• [Given exercise]
Gather from the listing below each line that includes the word "학습특별지원금", and copy it.

A block of data:
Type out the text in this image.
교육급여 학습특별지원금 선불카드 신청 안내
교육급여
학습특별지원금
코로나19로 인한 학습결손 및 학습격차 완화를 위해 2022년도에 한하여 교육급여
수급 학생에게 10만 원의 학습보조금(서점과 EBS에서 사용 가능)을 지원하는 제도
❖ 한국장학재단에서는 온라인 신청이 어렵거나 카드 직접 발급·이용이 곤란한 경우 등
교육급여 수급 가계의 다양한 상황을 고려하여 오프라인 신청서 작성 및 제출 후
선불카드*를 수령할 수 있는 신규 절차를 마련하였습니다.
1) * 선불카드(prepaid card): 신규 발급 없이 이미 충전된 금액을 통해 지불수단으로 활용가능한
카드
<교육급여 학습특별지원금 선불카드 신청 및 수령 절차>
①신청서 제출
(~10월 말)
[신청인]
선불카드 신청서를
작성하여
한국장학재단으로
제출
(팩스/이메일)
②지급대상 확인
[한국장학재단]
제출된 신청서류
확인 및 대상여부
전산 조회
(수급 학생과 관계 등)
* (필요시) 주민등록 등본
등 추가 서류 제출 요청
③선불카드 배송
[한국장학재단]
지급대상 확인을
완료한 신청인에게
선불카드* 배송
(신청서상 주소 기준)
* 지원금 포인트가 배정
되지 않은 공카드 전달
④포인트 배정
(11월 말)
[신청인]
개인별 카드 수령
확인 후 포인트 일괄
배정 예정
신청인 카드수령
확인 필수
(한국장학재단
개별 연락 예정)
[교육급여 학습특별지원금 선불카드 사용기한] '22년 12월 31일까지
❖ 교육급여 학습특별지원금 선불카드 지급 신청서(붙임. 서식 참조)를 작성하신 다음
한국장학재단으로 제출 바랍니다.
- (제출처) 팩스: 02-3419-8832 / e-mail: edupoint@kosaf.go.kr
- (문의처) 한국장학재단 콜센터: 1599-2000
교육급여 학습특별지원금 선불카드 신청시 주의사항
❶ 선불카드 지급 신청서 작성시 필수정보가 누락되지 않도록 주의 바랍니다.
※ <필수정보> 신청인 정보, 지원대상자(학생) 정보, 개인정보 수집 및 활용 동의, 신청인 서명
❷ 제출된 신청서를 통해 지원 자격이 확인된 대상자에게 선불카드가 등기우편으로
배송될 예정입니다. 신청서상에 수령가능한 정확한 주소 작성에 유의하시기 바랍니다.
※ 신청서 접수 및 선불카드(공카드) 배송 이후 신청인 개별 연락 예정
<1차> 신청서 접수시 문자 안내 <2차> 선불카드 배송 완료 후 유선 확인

• [Result]
교육급여 학습특별지원금 선불카드 신청 안내
학습특별지원금
<교육급여 학습특별지원금 선불카드 신청 및 수령 절차>
[교육급여 학습특별지원금 선불카드 사용기한] '22년 12월 31일까지
❖ 교육급여 학습특별지원금 선불카드 지급 신청서(붙임. 서식 참조)를 작성하신 다음
교육급여 학습특별지원금 선불카드 신청시 주의사항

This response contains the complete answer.